* [THE DATA]:
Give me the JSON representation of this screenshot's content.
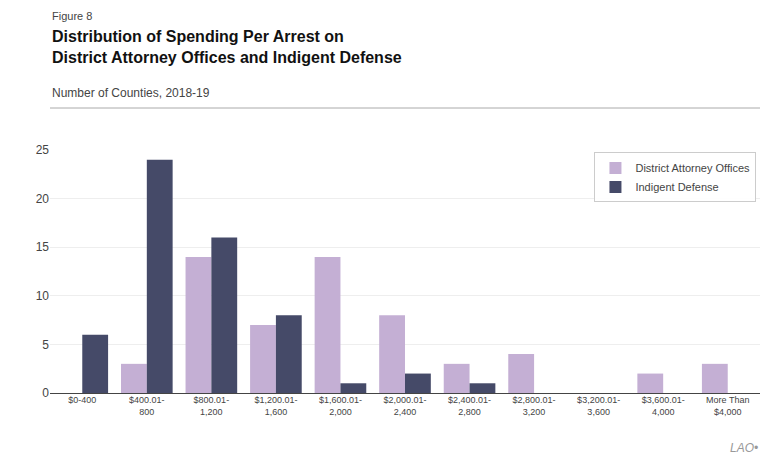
{
  "chart_data": {
    "type": "bar",
    "title": "Distribution of Spending Per Arrest on\nDistrict Attorney Offices and Indigent Defense",
    "subtitle": "Number of Counties, 2018-19",
    "annotations": [
      "Figure 8",
      "LAO•"
    ],
    "categories": [
      "$0-400",
      "$400.01-\n800",
      "$800.01-\n1,200",
      "$1,200.01-\n1,600",
      "$1,600.01-\n2,000",
      "$2,000.01-\n2,400",
      "$2,400.01-\n2,800",
      "$2,800.01-\n3,200",
      "$3,200.01-\n3,600",
      "$3,600.01-\n4,000",
      "More Than\n$4,000"
    ],
    "series": [
      {
        "name": "District Attorney Offices",
        "color": "#c4afd4",
        "values": [
          0,
          3,
          14,
          7,
          14,
          8,
          3,
          4,
          0,
          2,
          3
        ]
      },
      {
        "name": "Indigent Defense",
        "color": "#454a68",
        "values": [
          6,
          24,
          16,
          8,
          1,
          2,
          1,
          0,
          0,
          0,
          0
        ]
      }
    ],
    "ylim": [
      0,
      25
    ],
    "yticks": [
      0,
      5,
      10,
      15,
      20,
      25
    ],
    "grid": true,
    "legend": "upper right"
  }
}
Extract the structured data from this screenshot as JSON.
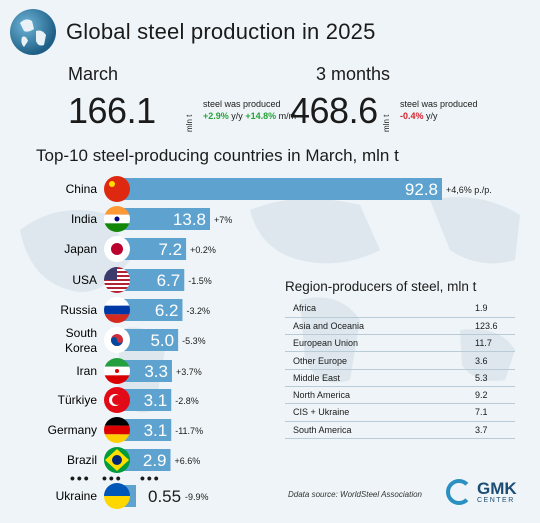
{
  "header": {
    "title": "Global steel production in 2025"
  },
  "march": {
    "period": "March",
    "value": "166.1",
    "unit": "mln t",
    "desc": "steel was produced",
    "change_yy": "+2.9%",
    "yy": "y/y",
    "change_mm": "+14.8%",
    "mm": "m/m"
  },
  "three_months": {
    "period": "3 months",
    "value": "468.6",
    "unit": "mln t",
    "desc": "steel was produced",
    "change_yy": "-0.4%",
    "yy": "y/y"
  },
  "chart_title": "Top-10 steel-producing countries in March, mln t",
  "chart_data": {
    "type": "bar",
    "orientation": "horizontal",
    "title": "Top-10 steel-producing countries in March, mln t",
    "categories": [
      "China",
      "India",
      "Japan",
      "USA",
      "Russia",
      "South Korea",
      "Iran",
      "Türkiye",
      "Germany",
      "Brazil",
      "Ukraine"
    ],
    "values": [
      92.8,
      13.8,
      7.2,
      6.7,
      6.2,
      5.0,
      3.3,
      3.1,
      3.1,
      2.9,
      0.55
    ],
    "value_labels": [
      "92.8",
      "13.8",
      "7.2",
      "6.7",
      "6.2",
      "5.0",
      "3.3",
      "3.1",
      "3.1",
      "2.9",
      "0.55"
    ],
    "changes": [
      "+4,6% p./p.",
      "+7%",
      "+0.2%",
      "-1.5%",
      "-3.2%",
      "-5.3%",
      "+3.7%",
      "-2.8%",
      "-11.7%",
      "+6.6%",
      "-9.9%"
    ],
    "flag_icons": [
      "china-flag-icon",
      "india-flag-icon",
      "japan-flag-icon",
      "usa-flag-icon",
      "russia-flag-icon",
      "south-korea-flag-icon",
      "iran-flag-icon",
      "turkiye-flag-icon",
      "germany-flag-icon",
      "brazil-flag-icon",
      "ukraine-flag-icon"
    ],
    "bar_color": "#5ea3cf"
  },
  "regions": {
    "title": "Region-producers of steel, mln t",
    "rows": [
      {
        "name": "Africa",
        "value": "1.9"
      },
      {
        "name": "Asia and Oceania",
        "value": "123.6"
      },
      {
        "name": "European Union",
        "value": "11.7"
      },
      {
        "name": "Other Europe",
        "value": "3.6"
      },
      {
        "name": "Middle East",
        "value": "5.3"
      },
      {
        "name": "North America",
        "value": "9.2"
      },
      {
        "name": "CIS + Ukraine",
        "value": "7.1"
      },
      {
        "name": "South America",
        "value": "3.7"
      }
    ]
  },
  "source": "Ddata source: WorldSteel Association",
  "logo": {
    "name": "GMK",
    "sub": "CENTER"
  },
  "dots": "•••",
  "colors": {
    "accent": "#2a8fc1",
    "positive": "#27a33a",
    "negative": "#d6232e"
  }
}
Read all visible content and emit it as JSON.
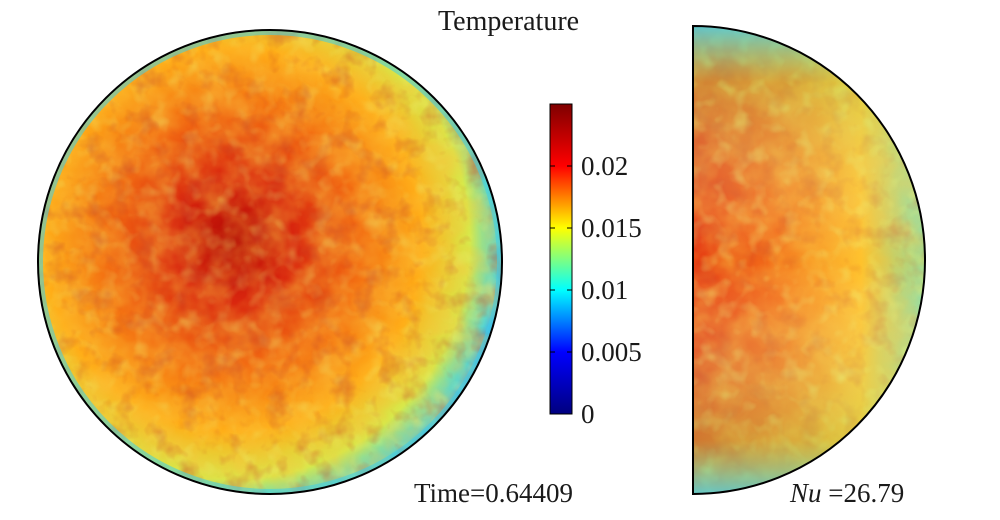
{
  "title": "Temperature",
  "time_label": "Time=0.64409",
  "nu": {
    "symbol": "Nu",
    "text": " =26.79"
  },
  "colorbar": {
    "min": 0,
    "max": 0.025,
    "ticks": [
      "0",
      "0.005",
      "0.01",
      "0.015",
      "0.02"
    ],
    "tick_values": [
      0,
      0.005,
      0.01,
      0.015,
      0.02
    ],
    "colormap": "jet",
    "colors": [
      "#00007f",
      "#0000ff",
      "#00ffff",
      "#ffff00",
      "#ff0000",
      "#7f0000"
    ]
  },
  "panels": [
    {
      "name": "top-view-disk",
      "shape": "circle"
    },
    {
      "name": "side-view-half-disk",
      "shape": "half-circle"
    }
  ]
}
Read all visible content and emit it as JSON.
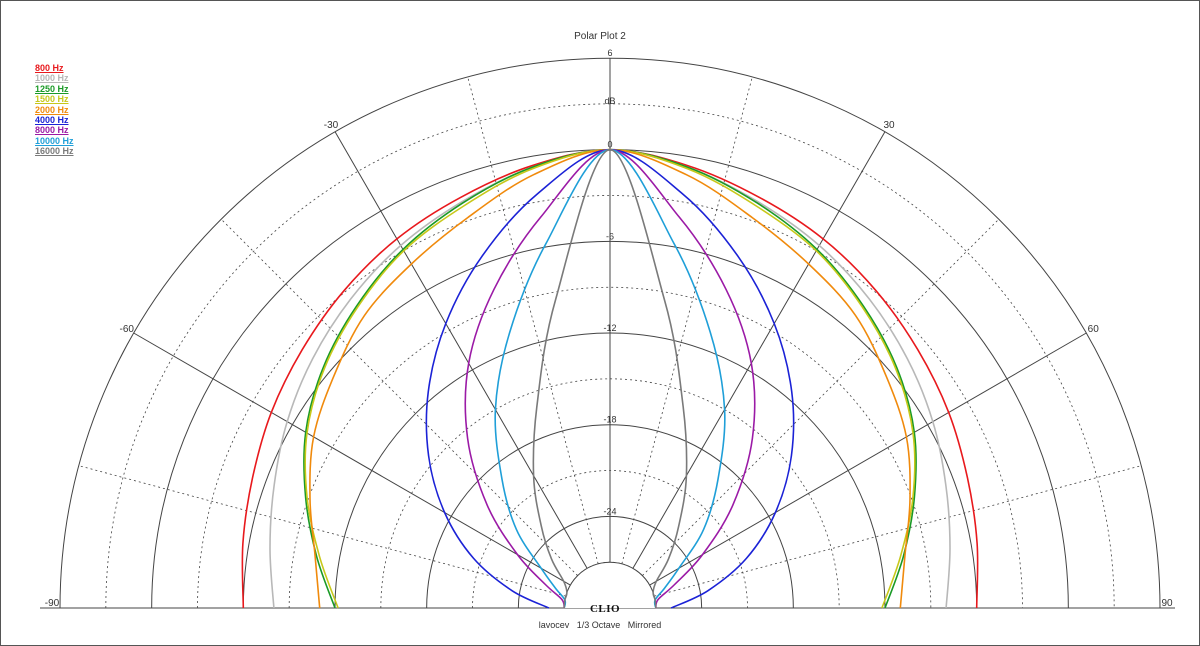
{
  "header": {
    "title": "Polar Plot 2"
  },
  "footer": {
    "caption": "lavocev   1/3 Octave   Mirrored"
  },
  "brand": {
    "logo_text": "CLIO"
  },
  "colors": {
    "background": "#ffffff",
    "grid": "#444444",
    "frame": "#555555"
  },
  "chart_data": {
    "type": "polar",
    "title": "Polar Plot 2",
    "unit_label": "dB",
    "angle_range": [
      -90,
      90
    ],
    "angle_ticks": [
      -90,
      -60,
      -30,
      0,
      30,
      60,
      90
    ],
    "radial_range_db": [
      -30,
      6
    ],
    "radial_ticks": [
      6,
      0,
      -6,
      -12,
      -18,
      -24
    ],
    "mirrored": true,
    "legend_position": "top-left",
    "series": [
      {
        "name": "800 Hz",
        "color": "#e8191d",
        "angles": [
          0,
          10,
          20,
          30,
          40,
          50,
          60,
          70,
          80,
          90
        ],
        "db": [
          0,
          -0.6,
          -1.4,
          -2.1,
          -2.9,
          -3.7,
          -4.4,
          -5.1,
          -5.6,
          -6.0
        ]
      },
      {
        "name": "1000 Hz",
        "color": "#b8b8b8",
        "angles": [
          0,
          10,
          20,
          30,
          40,
          50,
          60,
          70,
          80,
          90
        ],
        "db": [
          0,
          -0.7,
          -1.7,
          -2.6,
          -3.6,
          -4.6,
          -5.6,
          -6.6,
          -7.4,
          -8.0
        ]
      },
      {
        "name": "1250 Hz",
        "color": "#1a9a26",
        "angles": [
          0,
          10,
          20,
          30,
          40,
          50,
          60,
          70,
          80,
          90
        ],
        "db": [
          0,
          -0.7,
          -1.8,
          -2.9,
          -4.2,
          -5.5,
          -7.0,
          -8.8,
          -10.5,
          -12.0
        ]
      },
      {
        "name": "1500 Hz",
        "color": "#c8c81a",
        "angles": [
          0,
          10,
          20,
          30,
          40,
          50,
          60,
          70,
          80,
          90
        ],
        "db": [
          0,
          -0.8,
          -2.0,
          -3.0,
          -4.3,
          -5.6,
          -7.1,
          -8.9,
          -10.7,
          -12.2
        ]
      },
      {
        "name": "2000 Hz",
        "color": "#f08a0c",
        "angles": [
          0,
          10,
          20,
          30,
          40,
          50,
          60,
          70,
          80,
          90
        ],
        "db": [
          0,
          -1.2,
          -2.8,
          -4.0,
          -5.0,
          -6.4,
          -7.6,
          -9.1,
          -10.4,
          -11.0
        ]
      },
      {
        "name": "4000 Hz",
        "color": "#1b22d6",
        "angles": [
          0,
          10,
          20,
          30,
          40,
          50,
          60,
          70,
          80,
          90
        ],
        "db": [
          0,
          -2.5,
          -5.5,
          -8.5,
          -11.5,
          -14.5,
          -17.5,
          -20.5,
          -23.5,
          -26.0
        ]
      },
      {
        "name": "8000 Hz",
        "color": "#9b1aa6",
        "angles": [
          0,
          10,
          20,
          30,
          40,
          50,
          60,
          70,
          80,
          90
        ],
        "db": [
          0,
          -4.0,
          -7.8,
          -11.5,
          -15.5,
          -19.5,
          -23.0,
          -25.5,
          -26.8,
          -27.0
        ]
      },
      {
        "name": "10000 Hz",
        "color": "#1f9fd8",
        "angles": [
          0,
          10,
          20,
          30,
          40,
          50,
          60,
          70,
          80,
          90
        ],
        "db": [
          0,
          -5.8,
          -10.8,
          -15.0,
          -19.0,
          -22.0,
          -24.8,
          -26.2,
          -27.0,
          -27.0
        ]
      },
      {
        "name": "16000 Hz",
        "color": "#7a7a7a",
        "angles": [
          0,
          10,
          20,
          30,
          40,
          50,
          60,
          70,
          80,
          90
        ],
        "db": [
          0,
          -9.5,
          -16.0,
          -20.0,
          -23.0,
          -25.0,
          -26.5,
          -27.0,
          -27.0,
          -27.0
        ]
      }
    ]
  }
}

* [WHAT IS BEING ASKED]: Extract, from the material above, each line holding the word "Plot".

* [THE ANSWER]:
    "title": "Polar Plot 2"
    "title": "Polar Plot 2",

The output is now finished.